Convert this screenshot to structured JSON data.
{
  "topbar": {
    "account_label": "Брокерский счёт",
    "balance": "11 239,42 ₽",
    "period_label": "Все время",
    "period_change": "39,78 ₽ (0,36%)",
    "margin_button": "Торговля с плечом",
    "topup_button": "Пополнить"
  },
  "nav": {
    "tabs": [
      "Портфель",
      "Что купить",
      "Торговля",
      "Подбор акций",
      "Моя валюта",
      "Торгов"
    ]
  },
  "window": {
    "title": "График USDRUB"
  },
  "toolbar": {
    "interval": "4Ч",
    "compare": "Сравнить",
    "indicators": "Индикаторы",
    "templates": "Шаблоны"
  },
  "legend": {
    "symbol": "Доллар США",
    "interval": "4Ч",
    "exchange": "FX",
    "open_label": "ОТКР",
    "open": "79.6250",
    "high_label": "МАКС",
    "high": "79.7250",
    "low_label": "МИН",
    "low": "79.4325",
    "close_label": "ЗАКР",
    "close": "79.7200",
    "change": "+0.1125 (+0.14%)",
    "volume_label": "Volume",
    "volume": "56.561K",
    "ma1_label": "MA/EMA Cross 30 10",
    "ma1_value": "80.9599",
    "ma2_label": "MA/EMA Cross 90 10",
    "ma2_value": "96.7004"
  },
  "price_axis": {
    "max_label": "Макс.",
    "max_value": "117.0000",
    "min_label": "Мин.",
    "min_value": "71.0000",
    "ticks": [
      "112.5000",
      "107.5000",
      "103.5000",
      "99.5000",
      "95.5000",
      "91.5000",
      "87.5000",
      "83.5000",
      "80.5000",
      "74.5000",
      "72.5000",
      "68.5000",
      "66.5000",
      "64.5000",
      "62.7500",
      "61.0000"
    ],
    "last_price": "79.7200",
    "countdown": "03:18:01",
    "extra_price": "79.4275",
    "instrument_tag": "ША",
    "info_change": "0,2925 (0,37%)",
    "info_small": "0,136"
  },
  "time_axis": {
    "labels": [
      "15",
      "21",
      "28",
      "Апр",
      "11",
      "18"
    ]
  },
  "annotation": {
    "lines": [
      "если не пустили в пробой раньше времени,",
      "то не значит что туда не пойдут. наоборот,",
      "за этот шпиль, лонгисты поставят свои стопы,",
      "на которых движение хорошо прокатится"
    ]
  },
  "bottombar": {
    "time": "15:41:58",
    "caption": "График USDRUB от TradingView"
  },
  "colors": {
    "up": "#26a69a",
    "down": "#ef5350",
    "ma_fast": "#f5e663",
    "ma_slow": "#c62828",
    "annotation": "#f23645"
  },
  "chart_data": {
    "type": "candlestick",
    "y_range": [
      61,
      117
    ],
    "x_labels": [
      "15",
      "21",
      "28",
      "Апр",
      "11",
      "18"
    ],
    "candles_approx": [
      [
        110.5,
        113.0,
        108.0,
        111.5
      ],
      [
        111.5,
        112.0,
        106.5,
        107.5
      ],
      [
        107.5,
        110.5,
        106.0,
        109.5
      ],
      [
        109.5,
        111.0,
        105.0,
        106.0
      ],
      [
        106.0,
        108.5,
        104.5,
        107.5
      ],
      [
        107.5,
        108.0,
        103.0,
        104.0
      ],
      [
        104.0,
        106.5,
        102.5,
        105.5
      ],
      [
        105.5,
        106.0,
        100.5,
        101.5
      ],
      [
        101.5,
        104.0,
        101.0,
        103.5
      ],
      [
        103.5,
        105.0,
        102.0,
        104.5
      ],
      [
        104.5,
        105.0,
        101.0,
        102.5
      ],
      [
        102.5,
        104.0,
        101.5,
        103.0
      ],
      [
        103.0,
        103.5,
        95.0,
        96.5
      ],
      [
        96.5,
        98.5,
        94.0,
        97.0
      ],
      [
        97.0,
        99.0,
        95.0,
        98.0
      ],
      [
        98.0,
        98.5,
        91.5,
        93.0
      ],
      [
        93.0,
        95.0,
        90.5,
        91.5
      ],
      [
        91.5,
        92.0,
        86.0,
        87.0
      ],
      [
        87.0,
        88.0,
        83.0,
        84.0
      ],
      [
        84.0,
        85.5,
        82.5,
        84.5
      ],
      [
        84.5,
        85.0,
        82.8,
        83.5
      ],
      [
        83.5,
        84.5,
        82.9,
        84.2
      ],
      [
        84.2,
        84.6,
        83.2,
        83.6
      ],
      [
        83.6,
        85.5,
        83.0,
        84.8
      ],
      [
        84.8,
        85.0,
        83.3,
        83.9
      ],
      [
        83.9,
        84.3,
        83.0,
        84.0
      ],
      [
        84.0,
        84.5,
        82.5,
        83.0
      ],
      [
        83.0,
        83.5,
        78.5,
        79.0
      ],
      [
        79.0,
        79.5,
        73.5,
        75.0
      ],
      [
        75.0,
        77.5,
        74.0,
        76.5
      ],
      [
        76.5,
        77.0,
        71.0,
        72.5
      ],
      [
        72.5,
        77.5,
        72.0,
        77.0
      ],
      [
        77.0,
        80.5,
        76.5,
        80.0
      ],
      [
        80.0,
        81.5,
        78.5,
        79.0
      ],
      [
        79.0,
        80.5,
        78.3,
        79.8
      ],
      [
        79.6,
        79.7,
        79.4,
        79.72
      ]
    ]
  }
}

■ Task details:
Reproduce every line of the material above exactly.

■ The answer:
Convert this screenshot to structured JSON data.
{
  "topbar": {
    "account_label": "Брокерский счёт",
    "balance": "11 239,42 ₽",
    "period_label": "Все время",
    "period_change": "39,78 ₽ (0,36%)",
    "margin_button": "Торговля с плечом",
    "topup_button": "Пополнить"
  },
  "nav": {
    "tabs": [
      "Портфель",
      "Что купить",
      "Торговля",
      "Подбор акций",
      "Моя валюта",
      "Торгов"
    ]
  },
  "window": {
    "title": "График USDRUB"
  },
  "toolbar": {
    "interval": "4Ч",
    "compare": "Сравнить",
    "indicators": "Индикаторы",
    "templates": "Шаблоны"
  },
  "legend": {
    "symbol": "Доллар США",
    "interval": "4Ч",
    "exchange": "FX",
    "open_label": "ОТКР",
    "open": "79.6250",
    "high_label": "МАКС",
    "high": "79.7250",
    "low_label": "МИН",
    "low": "79.4325",
    "close_label": "ЗАКР",
    "close": "79.7200",
    "change": "+0.1125 (+0.14%)",
    "volume_label": "Volume",
    "volume": "56.561K",
    "ma1_label": "MA/EMA Cross 30 10",
    "ma1_value": "80.9599",
    "ma2_label": "MA/EMA Cross 90 10",
    "ma2_value": "96.7004"
  },
  "price_axis": {
    "max_label": "Макс.",
    "max_value": "117.0000",
    "min_label": "Мин.",
    "min_value": "71.0000",
    "ticks": [
      "112.5000",
      "107.5000",
      "103.5000",
      "99.5000",
      "95.5000",
      "91.5000",
      "87.5000",
      "83.5000",
      "80.5000",
      "74.5000",
      "72.5000",
      "68.5000",
      "66.5000",
      "64.5000",
      "62.7500",
      "61.0000"
    ],
    "last_price": "79.7200",
    "countdown": "03:18:01",
    "extra_price": "79.4275",
    "instrument_tag": "ША",
    "info_change": "0,2925 (0,37%)",
    "info_small": "0,136"
  },
  "time_axis": {
    "labels": [
      "15",
      "21",
      "28",
      "Апр",
      "11",
      "18"
    ]
  },
  "annotation": {
    "lines": [
      "если не пустили в пробой раньше времени,",
      "то не значит что туда не пойдут. наоборот,",
      "за этот шпиль, лонгисты поставят свои стопы,",
      "на которых движение хорошо прокатится"
    ]
  },
  "bottombar": {
    "time": "15:41:58",
    "caption": "График USDRUB от TradingView"
  },
  "colors": {
    "up": "#26a69a",
    "down": "#ef5350",
    "ma_fast": "#f5e663",
    "ma_slow": "#c62828",
    "annotation": "#f23645"
  },
  "chart_data": {
    "type": "candlestick",
    "y_range": [
      61,
      117
    ],
    "x_labels": [
      "15",
      "21",
      "28",
      "Апр",
      "11",
      "18"
    ],
    "candles_approx": [
      [
        110.5,
        113.0,
        108.0,
        111.5
      ],
      [
        111.5,
        112.0,
        106.5,
        107.5
      ],
      [
        107.5,
        110.5,
        106.0,
        109.5
      ],
      [
        109.5,
        111.0,
        105.0,
        106.0
      ],
      [
        106.0,
        108.5,
        104.5,
        107.5
      ],
      [
        107.5,
        108.0,
        103.0,
        104.0
      ],
      [
        104.0,
        106.5,
        102.5,
        105.5
      ],
      [
        105.5,
        106.0,
        100.5,
        101.5
      ],
      [
        101.5,
        104.0,
        101.0,
        103.5
      ],
      [
        103.5,
        105.0,
        102.0,
        104.5
      ],
      [
        104.5,
        105.0,
        101.0,
        102.5
      ],
      [
        102.5,
        104.0,
        101.5,
        103.0
      ],
      [
        103.0,
        103.5,
        95.0,
        96.5
      ],
      [
        96.5,
        98.5,
        94.0,
        97.0
      ],
      [
        97.0,
        99.0,
        95.0,
        98.0
      ],
      [
        98.0,
        98.5,
        91.5,
        93.0
      ],
      [
        93.0,
        95.0,
        90.5,
        91.5
      ],
      [
        91.5,
        92.0,
        86.0,
        87.0
      ],
      [
        87.0,
        88.0,
        83.0,
        84.0
      ],
      [
        84.0,
        85.5,
        82.5,
        84.5
      ],
      [
        84.5,
        85.0,
        82.8,
        83.5
      ],
      [
        83.5,
        84.5,
        82.9,
        84.2
      ],
      [
        84.2,
        84.6,
        83.2,
        83.6
      ],
      [
        83.6,
        85.5,
        83.0,
        84.8
      ],
      [
        84.8,
        85.0,
        83.3,
        83.9
      ],
      [
        83.9,
        84.3,
        83.0,
        84.0
      ],
      [
        84.0,
        84.5,
        82.5,
        83.0
      ],
      [
        83.0,
        83.5,
        78.5,
        79.0
      ],
      [
        79.0,
        79.5,
        73.5,
        75.0
      ],
      [
        75.0,
        77.5,
        74.0,
        76.5
      ],
      [
        76.5,
        77.0,
        71.0,
        72.5
      ],
      [
        72.5,
        77.5,
        72.0,
        77.0
      ],
      [
        77.0,
        80.5,
        76.5,
        80.0
      ],
      [
        80.0,
        81.5,
        78.5,
        79.0
      ],
      [
        79.0,
        80.5,
        78.3,
        79.8
      ],
      [
        79.6,
        79.7,
        79.4,
        79.72
      ]
    ]
  }
}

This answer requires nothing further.